_Instructions for the task_:
Check each line of the material below, and copy it if it holds the string "Bills".

══ Extracted records ══

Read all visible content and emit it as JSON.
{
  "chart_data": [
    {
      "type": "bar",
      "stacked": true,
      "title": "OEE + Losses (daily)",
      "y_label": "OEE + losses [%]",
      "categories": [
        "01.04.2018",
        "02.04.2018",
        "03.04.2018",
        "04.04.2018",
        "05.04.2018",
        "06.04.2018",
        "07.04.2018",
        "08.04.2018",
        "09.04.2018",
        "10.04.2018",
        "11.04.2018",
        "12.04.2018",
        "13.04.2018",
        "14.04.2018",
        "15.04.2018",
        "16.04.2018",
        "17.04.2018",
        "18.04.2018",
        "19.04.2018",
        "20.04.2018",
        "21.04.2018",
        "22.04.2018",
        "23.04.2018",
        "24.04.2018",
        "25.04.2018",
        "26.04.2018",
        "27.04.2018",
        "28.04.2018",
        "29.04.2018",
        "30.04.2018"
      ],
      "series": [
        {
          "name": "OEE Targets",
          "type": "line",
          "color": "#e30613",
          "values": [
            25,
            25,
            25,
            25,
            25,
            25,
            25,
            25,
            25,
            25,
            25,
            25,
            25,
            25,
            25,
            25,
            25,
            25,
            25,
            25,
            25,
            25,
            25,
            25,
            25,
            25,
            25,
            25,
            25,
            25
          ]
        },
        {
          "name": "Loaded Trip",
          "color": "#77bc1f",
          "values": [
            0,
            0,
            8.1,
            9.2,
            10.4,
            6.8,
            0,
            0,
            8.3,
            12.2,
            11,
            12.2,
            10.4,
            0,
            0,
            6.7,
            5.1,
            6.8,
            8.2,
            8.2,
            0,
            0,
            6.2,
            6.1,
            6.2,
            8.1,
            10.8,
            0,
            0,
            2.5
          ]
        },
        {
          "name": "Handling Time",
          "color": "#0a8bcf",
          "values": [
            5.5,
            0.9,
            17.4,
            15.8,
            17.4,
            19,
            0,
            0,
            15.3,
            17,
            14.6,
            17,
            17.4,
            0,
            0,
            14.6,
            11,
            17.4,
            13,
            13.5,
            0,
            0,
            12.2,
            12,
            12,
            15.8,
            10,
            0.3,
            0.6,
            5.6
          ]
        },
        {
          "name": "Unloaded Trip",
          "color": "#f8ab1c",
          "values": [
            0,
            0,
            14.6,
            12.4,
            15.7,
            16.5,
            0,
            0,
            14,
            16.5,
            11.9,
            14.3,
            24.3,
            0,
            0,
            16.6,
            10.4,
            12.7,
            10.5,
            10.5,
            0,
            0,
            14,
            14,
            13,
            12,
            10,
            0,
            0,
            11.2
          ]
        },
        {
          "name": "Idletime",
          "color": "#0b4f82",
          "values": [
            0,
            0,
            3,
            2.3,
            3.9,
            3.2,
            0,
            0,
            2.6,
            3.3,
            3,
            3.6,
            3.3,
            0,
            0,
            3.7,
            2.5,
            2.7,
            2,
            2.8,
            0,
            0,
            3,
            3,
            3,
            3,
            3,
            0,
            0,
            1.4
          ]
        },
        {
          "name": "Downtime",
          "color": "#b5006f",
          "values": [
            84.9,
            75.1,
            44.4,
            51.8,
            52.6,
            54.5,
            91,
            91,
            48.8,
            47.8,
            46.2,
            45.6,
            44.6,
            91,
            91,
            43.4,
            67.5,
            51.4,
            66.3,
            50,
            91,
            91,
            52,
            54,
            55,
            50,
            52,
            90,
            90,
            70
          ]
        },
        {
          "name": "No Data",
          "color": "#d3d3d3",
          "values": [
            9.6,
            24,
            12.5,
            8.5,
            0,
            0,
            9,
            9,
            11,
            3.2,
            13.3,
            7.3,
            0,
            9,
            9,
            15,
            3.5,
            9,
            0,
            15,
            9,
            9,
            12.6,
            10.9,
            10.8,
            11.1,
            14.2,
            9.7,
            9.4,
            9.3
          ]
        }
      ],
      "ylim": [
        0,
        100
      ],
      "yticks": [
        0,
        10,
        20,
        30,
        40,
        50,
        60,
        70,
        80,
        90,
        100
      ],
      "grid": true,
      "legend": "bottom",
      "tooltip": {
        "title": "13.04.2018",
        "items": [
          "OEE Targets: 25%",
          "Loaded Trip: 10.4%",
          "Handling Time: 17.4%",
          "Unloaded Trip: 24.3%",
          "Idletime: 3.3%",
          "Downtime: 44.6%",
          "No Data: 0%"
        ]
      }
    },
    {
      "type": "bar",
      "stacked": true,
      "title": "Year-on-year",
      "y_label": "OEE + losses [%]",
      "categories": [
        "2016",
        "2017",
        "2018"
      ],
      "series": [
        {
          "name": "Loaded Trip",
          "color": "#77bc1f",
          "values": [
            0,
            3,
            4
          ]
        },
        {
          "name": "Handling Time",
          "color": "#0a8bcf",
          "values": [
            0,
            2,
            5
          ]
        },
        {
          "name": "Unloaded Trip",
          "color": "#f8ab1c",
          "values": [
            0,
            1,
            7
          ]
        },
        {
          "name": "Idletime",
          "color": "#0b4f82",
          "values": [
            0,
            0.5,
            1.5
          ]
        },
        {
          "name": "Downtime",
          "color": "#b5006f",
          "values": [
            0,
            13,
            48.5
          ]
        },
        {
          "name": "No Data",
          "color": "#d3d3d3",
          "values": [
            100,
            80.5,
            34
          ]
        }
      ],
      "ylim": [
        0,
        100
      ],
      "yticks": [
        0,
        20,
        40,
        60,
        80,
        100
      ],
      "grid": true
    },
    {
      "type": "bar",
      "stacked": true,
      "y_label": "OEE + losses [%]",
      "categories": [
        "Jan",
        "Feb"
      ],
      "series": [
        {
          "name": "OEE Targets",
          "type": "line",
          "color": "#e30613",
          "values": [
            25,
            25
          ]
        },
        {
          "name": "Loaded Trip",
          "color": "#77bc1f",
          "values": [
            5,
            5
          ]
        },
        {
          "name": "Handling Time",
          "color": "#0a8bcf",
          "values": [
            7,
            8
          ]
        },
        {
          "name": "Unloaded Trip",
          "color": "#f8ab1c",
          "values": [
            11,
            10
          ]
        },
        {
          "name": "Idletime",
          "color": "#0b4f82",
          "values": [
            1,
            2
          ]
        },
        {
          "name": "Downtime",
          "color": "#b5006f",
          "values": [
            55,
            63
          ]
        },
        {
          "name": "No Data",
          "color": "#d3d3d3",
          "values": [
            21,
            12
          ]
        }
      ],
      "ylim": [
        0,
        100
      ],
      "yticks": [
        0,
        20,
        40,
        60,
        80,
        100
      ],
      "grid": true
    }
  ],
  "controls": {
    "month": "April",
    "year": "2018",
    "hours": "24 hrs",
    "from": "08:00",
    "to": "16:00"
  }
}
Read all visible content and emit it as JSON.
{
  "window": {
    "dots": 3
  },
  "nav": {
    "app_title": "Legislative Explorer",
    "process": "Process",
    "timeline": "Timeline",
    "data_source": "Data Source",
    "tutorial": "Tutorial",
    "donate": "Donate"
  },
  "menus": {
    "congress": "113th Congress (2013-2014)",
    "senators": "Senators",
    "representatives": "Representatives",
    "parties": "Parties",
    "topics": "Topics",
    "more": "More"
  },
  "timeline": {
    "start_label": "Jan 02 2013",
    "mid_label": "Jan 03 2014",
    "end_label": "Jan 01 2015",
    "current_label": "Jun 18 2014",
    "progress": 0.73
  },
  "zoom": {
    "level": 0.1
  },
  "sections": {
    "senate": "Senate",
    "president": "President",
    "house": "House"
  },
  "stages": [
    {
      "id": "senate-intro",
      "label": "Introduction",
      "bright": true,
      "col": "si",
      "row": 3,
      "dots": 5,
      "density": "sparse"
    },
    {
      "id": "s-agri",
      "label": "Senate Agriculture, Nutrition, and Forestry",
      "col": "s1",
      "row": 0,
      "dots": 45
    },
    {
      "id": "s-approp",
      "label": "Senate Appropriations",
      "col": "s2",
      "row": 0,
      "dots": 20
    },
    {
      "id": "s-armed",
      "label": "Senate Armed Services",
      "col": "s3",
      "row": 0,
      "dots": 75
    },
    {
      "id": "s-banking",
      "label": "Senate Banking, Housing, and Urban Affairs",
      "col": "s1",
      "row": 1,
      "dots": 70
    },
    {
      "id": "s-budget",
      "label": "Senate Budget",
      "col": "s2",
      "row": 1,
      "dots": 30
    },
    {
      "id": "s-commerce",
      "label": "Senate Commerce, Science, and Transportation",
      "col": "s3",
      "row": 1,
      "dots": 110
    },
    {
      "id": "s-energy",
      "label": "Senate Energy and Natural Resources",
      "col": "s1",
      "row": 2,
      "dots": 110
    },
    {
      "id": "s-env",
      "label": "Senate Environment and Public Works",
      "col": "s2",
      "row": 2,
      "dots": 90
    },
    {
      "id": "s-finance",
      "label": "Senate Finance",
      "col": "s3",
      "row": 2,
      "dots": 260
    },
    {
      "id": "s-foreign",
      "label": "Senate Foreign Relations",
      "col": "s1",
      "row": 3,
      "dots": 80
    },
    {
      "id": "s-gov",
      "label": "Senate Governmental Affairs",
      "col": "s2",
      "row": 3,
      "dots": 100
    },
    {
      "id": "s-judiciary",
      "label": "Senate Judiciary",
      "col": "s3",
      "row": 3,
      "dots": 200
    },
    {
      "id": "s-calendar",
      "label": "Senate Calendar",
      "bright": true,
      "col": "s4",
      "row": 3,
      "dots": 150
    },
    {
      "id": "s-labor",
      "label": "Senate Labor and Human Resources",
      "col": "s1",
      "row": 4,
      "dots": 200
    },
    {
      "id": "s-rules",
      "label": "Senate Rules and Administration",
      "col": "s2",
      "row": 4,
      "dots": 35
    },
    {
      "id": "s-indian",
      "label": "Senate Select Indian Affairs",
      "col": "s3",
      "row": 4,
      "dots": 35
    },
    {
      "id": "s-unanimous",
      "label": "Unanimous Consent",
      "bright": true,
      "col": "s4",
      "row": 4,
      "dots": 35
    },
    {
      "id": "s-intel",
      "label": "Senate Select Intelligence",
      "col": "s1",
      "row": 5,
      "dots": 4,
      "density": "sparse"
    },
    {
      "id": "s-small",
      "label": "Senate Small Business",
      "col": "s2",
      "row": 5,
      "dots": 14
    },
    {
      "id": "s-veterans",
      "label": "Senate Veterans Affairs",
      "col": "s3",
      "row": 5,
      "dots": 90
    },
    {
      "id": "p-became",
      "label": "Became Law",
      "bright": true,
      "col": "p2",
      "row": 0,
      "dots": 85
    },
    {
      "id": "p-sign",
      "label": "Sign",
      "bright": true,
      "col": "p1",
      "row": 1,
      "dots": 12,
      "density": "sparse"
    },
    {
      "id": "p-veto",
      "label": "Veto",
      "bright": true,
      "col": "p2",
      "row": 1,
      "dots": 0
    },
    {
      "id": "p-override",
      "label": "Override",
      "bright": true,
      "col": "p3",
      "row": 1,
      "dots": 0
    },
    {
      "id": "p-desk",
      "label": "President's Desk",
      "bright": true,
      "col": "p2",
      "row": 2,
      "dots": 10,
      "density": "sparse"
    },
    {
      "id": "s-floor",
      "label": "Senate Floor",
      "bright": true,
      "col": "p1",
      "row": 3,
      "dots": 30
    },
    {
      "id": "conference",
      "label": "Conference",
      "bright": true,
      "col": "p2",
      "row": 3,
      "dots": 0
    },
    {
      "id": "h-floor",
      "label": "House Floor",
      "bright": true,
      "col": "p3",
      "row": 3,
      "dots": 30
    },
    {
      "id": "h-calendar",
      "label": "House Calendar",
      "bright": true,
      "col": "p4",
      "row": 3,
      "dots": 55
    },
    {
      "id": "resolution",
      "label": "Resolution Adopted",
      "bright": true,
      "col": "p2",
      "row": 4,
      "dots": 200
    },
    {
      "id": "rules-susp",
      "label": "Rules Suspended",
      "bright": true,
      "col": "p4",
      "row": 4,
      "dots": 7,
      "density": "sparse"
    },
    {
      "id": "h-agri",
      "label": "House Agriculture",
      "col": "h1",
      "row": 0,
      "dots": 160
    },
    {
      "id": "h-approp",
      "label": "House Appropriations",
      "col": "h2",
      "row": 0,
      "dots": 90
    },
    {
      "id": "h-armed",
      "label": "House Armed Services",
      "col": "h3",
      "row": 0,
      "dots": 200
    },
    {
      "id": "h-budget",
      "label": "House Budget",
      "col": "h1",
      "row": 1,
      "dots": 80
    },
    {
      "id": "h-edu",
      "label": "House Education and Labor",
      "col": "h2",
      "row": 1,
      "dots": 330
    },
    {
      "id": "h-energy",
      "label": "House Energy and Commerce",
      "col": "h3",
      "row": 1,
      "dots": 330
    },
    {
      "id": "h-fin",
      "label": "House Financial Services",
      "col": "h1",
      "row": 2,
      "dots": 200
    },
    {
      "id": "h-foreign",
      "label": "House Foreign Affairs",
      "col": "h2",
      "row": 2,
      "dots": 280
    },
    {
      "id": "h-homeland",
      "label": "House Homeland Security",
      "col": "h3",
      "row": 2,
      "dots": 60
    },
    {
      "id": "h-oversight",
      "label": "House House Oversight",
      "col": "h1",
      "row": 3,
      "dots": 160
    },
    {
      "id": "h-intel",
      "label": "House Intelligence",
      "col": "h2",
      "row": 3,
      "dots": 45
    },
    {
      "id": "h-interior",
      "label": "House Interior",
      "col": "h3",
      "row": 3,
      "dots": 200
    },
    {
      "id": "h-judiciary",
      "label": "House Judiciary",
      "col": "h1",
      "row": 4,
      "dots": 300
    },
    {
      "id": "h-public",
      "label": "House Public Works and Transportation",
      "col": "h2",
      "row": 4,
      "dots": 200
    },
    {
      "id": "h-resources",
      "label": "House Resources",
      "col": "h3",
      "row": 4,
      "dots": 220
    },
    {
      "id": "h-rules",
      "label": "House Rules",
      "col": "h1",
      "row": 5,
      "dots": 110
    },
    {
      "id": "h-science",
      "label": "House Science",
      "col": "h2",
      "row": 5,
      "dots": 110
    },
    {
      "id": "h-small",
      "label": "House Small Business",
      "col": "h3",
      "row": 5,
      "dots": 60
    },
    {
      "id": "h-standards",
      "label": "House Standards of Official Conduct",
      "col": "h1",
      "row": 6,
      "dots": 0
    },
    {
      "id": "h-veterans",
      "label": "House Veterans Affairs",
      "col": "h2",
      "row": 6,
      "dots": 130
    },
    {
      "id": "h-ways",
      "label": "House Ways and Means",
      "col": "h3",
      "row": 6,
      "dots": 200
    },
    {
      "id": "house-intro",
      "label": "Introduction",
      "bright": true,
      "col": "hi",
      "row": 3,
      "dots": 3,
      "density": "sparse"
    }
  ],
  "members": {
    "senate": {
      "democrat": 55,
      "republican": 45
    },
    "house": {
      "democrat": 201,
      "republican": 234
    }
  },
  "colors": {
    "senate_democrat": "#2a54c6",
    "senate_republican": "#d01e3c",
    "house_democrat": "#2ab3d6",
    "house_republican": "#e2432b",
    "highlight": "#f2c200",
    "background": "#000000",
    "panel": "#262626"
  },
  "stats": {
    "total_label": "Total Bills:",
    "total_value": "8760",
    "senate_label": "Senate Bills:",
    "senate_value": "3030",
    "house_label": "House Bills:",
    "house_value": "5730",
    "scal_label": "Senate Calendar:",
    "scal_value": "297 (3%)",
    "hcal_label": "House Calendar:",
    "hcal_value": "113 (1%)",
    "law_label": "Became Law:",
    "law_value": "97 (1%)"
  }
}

═══

_Expected answer_:
    "total_label": "Total Bills:",
    "senate_label": "Senate Bills:",
    "house_label": "House Bills:",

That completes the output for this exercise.